# [SHORT PROBLEM]
Establish how many lines in the material include the string "type" and report it as a lone number.

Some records
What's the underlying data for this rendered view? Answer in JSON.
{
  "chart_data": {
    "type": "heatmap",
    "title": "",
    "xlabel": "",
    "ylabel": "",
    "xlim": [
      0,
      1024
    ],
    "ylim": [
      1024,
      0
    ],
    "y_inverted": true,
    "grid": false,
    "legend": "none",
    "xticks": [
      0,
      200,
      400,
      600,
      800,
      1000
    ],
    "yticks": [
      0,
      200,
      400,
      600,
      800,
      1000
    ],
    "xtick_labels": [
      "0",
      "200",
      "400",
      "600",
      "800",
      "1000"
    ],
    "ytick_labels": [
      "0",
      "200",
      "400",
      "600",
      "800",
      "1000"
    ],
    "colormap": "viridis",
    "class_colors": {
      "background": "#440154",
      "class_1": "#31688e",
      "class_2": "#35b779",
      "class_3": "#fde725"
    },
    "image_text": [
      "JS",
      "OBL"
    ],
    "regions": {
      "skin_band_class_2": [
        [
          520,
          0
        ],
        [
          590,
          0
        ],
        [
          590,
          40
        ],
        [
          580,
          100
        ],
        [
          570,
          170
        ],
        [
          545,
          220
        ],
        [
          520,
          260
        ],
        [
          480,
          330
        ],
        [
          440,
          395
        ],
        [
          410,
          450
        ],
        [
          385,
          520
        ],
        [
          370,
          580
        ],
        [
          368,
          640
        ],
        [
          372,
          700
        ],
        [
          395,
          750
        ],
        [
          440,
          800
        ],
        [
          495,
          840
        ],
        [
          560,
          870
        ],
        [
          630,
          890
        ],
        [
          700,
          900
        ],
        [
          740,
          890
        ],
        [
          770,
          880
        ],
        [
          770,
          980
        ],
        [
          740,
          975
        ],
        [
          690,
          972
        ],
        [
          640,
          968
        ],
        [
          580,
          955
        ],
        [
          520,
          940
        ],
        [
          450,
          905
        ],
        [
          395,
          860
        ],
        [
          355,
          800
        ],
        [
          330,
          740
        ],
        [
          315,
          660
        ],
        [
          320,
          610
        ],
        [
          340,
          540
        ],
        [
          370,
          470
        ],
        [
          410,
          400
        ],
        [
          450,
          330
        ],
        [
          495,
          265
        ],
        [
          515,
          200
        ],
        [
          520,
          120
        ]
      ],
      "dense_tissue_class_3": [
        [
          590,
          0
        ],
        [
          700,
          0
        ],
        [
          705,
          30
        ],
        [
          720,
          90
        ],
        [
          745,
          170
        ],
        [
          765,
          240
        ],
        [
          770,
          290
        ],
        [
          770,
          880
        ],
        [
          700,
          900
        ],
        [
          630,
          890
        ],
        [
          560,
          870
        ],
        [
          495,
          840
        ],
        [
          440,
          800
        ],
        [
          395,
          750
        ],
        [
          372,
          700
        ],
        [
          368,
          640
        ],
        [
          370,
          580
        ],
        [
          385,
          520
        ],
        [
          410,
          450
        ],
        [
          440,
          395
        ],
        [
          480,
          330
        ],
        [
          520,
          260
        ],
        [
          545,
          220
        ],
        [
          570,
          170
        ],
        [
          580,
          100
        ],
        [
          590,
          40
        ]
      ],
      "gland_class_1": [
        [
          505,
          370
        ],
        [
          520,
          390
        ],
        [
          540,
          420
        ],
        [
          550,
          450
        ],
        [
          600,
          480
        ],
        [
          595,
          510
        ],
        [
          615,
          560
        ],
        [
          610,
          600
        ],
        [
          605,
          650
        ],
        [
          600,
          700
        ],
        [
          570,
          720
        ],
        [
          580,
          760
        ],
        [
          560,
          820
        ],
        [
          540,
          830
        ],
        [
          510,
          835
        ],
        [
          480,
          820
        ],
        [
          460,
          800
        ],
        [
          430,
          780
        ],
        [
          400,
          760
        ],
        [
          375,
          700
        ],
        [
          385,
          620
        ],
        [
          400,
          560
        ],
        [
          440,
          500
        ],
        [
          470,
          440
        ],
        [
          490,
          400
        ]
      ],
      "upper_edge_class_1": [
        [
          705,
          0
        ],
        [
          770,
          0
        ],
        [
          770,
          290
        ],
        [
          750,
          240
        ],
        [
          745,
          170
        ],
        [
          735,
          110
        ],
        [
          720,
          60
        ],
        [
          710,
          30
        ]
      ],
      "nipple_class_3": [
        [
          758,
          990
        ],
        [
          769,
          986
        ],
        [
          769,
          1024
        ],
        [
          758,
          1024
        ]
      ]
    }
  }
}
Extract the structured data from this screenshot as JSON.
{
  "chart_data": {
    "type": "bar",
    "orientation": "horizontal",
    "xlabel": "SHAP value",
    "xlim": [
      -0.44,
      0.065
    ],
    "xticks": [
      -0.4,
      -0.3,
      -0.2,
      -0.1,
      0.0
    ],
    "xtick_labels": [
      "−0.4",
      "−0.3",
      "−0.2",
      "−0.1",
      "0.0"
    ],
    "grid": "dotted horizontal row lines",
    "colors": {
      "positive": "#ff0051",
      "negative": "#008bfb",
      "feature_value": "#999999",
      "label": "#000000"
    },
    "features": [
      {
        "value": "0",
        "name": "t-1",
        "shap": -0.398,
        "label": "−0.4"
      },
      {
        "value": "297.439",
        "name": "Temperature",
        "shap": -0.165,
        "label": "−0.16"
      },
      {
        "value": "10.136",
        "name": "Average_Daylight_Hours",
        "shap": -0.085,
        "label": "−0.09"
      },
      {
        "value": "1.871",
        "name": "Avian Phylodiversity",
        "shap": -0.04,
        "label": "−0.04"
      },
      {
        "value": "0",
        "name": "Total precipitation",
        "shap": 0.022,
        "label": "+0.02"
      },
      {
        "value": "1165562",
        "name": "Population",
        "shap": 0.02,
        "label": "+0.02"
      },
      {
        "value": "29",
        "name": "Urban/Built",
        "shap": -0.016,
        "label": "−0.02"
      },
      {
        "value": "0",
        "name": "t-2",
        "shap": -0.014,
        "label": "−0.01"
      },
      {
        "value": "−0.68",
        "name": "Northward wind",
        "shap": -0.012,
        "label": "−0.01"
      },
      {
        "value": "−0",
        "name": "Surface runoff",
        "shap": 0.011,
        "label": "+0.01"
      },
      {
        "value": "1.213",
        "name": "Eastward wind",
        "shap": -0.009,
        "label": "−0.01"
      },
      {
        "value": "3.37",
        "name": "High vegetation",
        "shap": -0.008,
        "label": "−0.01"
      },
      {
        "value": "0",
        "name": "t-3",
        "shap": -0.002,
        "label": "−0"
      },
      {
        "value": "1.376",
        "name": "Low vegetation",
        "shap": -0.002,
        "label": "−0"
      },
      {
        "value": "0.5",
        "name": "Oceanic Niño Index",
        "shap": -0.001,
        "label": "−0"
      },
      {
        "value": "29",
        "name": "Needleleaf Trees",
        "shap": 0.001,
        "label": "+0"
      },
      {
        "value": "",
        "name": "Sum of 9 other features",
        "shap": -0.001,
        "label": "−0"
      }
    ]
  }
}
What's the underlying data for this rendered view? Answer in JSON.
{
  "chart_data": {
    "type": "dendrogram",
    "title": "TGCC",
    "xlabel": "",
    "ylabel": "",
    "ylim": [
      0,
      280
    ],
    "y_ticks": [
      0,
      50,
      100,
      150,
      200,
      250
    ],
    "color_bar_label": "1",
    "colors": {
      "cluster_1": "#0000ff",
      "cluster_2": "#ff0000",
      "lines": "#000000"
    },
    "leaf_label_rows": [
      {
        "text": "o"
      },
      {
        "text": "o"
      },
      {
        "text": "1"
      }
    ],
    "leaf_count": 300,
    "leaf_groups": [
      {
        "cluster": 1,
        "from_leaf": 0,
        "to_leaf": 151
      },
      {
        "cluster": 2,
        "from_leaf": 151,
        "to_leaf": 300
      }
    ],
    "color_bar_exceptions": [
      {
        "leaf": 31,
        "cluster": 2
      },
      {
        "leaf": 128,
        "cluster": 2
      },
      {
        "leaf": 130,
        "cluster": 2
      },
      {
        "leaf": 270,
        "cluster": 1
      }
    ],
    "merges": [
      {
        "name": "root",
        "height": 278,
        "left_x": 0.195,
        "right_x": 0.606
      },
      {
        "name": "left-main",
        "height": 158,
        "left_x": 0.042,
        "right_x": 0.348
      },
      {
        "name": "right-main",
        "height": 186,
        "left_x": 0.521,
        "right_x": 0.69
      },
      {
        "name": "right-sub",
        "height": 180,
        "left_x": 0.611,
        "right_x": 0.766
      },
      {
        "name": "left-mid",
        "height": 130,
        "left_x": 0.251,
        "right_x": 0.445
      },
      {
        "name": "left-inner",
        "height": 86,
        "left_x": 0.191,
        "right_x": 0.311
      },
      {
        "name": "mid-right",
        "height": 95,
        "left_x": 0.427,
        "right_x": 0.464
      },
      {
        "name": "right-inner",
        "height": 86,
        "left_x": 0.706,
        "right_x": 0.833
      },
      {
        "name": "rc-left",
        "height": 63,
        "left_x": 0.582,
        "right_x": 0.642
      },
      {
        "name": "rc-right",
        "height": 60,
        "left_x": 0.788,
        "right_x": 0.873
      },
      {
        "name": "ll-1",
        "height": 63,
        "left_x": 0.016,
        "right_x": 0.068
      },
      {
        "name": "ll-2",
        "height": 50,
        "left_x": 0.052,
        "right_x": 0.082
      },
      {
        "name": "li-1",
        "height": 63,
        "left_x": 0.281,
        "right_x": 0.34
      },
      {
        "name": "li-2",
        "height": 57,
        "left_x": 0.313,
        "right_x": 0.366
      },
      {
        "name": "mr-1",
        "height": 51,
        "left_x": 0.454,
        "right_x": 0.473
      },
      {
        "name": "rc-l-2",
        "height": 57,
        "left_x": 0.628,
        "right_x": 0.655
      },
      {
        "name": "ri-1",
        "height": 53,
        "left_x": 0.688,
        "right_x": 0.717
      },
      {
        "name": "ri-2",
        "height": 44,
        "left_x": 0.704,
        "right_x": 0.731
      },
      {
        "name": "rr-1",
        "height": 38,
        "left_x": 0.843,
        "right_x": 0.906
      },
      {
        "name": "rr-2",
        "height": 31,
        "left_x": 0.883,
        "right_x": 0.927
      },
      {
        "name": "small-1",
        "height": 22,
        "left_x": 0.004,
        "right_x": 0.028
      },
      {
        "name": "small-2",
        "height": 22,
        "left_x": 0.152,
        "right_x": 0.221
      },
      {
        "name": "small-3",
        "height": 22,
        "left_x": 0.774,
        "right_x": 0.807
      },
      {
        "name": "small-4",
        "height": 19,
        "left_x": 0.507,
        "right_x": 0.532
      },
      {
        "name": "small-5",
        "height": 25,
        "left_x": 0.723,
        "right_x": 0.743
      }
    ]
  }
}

# [CORRECT RESULT]
3